**What you have to do**
Return all the entries below exactly as they were given.

**Supplied material**
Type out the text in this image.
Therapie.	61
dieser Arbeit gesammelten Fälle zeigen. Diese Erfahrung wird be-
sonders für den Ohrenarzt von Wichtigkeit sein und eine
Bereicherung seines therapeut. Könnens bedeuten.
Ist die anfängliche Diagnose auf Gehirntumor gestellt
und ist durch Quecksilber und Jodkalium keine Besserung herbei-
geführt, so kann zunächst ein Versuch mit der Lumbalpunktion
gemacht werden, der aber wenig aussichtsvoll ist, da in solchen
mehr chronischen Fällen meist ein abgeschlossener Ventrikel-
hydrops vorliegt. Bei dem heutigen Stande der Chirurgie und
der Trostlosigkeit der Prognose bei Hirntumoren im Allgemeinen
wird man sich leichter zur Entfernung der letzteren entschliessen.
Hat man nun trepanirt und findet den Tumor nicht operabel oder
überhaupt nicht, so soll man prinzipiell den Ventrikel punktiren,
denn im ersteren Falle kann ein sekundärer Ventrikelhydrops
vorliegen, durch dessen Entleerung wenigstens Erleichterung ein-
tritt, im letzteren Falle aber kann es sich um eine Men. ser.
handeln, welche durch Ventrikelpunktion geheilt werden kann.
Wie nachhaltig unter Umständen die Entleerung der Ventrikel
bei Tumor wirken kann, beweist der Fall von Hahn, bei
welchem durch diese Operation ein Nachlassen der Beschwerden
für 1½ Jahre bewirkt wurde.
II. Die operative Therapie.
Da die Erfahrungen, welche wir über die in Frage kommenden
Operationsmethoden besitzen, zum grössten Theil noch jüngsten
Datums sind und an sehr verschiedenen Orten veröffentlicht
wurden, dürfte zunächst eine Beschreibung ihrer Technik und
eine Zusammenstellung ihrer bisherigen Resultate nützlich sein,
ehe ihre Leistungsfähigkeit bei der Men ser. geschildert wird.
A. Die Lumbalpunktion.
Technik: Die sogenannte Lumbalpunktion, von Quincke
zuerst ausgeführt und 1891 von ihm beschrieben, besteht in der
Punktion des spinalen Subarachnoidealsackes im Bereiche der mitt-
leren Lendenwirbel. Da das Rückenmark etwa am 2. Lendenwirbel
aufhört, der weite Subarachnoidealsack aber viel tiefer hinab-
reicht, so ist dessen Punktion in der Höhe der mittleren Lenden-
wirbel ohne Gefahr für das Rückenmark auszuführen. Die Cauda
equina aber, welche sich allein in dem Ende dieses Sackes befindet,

**Result**
Type out the text in this image.
Therapie.	61
dieser Arbeit gesammelten Fälle zeigen. Diese Erfahrung wird be-
sonders für den Ohrenarzt von Wichtigkeit sein und eine
Bereicherung seines therapeut. Könnens bedeuten.
Ist die anfängliche Diagnose auf Gehirntumor gestellt
und ist durch Quecksilber und Jodkalium keine Besserung herbei-
geführt, so kann zunächst ein Versuch mit der Lumbalpunktion
gemacht werden, der aber wenig aussichtsvoll ist, da in solchen
mehr chronischen Fällen meist ein abgeschlossener Ventrikel-
hydrops vorliegt. Bei dem heutigen Stande der Chirurgie und
der Trostlosigkeit der Prognose bei Hirntumoren im Allgemeinen
wird man sich leichter zur Entfernung der letzteren entschliessen.
Hat man nun trepanirt und findet den Tumor nicht operabel oder
überhaupt nicht, so soll man prinzipiell den Ventrikel punktiren,
denn im ersteren Falle kann ein sekundärer Ventrikelhydrops
vorliegen, durch dessen Entleerung wenigstens Erleichterung ein-
tritt, im letzteren Falle aber kann es sich um eine Men. ser.
handeln, welche durch Ventrikelpunktion geheilt werden kann.
Wie nachhaltig unter Umständen die Entleerung der Ventrikel
bei Tumor wirken kann, beweist der Fall von Hahn, bei
welchem durch diese Operation ein Nachlassen der Beschwerden
für 1½ Jahre bewirkt wurde.
II. Die operative Therapie.
Da die Erfahrungen, welche wir über die in Frage kommenden
Operationsmethoden besitzen, zum grössten Theil noch jüngsten
Datums sind und an sehr verschiedenen Orten veröffentlicht
wurden, dürfte zunächst eine Beschreibung ihrer Technik und
eine Zusammenstellung ihrer bisherigen Resultate nützlich sein,
ehe ihre Leistungsfähigkeit bei der Men ser. geschildert wird.
A. Die Lumbalpunktion.
Technik: Die sogenannte Lumbalpunktion, von Quincke
zuerst ausgeführt und 1891 von ihm beschrieben, besteht in der
Punktion des spinalen Subarachnoidealsackes im Bereiche der mitt-
leren Lendenwirbel. Da das Rückenmark etwa am 2. Lendenwirbel
aufhört, der weite Subarachnoidealsack aber viel tiefer hinab-
reicht, so ist dessen Punktion in der Höhe der mittleren Lenden-
wirbel ohne Gefahr für das Rückenmark auszuführen. Die Cauda
equina aber, welche sich allein in dem Ende dieses Sackes befindet,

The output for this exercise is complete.